▶ Exercise directions
Report every line from the material that contains the word "Welcome".

▶ Data section
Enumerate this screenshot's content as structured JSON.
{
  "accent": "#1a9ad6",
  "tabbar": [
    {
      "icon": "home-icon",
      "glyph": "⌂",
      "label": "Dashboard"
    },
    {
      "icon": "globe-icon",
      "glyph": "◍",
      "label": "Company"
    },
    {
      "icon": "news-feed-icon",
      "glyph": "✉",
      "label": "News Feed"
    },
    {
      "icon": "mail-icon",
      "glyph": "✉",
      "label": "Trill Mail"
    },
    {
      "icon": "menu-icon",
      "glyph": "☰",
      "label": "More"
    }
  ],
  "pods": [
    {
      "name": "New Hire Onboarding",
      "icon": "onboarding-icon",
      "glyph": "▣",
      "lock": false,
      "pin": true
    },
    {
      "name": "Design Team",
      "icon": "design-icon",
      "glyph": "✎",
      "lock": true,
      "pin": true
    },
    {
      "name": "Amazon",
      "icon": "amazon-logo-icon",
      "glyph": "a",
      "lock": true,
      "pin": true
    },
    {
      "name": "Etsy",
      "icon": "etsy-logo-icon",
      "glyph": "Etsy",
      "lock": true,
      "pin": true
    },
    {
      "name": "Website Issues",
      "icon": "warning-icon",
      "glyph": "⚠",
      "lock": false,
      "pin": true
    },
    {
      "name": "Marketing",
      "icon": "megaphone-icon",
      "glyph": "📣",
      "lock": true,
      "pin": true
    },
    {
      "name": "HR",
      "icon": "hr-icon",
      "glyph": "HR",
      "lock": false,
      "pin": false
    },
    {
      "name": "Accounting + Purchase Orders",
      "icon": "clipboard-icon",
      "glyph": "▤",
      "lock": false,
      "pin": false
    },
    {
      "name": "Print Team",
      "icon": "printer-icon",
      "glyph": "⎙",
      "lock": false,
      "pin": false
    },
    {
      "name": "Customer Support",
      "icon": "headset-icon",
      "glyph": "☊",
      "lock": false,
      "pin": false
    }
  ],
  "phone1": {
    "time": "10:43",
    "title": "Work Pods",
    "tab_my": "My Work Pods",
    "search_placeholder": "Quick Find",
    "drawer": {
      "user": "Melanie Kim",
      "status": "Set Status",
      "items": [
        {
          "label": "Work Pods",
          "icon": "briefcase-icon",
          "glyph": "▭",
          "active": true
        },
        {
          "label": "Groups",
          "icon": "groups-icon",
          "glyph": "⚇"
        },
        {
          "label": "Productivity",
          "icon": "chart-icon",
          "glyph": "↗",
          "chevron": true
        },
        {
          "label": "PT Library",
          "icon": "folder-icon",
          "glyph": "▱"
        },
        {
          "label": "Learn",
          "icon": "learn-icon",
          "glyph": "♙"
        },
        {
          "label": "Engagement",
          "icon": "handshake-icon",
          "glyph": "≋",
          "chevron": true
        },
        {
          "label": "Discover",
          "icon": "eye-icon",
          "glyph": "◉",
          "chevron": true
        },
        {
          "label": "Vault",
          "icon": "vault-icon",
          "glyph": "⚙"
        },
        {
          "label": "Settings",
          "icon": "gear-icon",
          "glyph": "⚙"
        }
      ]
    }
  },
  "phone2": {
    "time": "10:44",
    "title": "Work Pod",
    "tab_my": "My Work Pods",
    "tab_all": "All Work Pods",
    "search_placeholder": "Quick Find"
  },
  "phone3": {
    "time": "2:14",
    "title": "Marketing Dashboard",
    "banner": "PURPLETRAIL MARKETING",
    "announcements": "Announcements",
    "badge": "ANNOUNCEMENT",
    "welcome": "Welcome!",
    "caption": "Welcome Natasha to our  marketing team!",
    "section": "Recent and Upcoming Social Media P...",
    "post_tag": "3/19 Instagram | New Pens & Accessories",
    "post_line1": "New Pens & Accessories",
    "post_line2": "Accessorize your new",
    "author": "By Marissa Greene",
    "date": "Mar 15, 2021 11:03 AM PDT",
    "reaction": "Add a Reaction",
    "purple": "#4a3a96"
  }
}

▶ Final result
    "welcome": "Welcome!",
    "caption": "Welcome Natasha to our  marketing team!",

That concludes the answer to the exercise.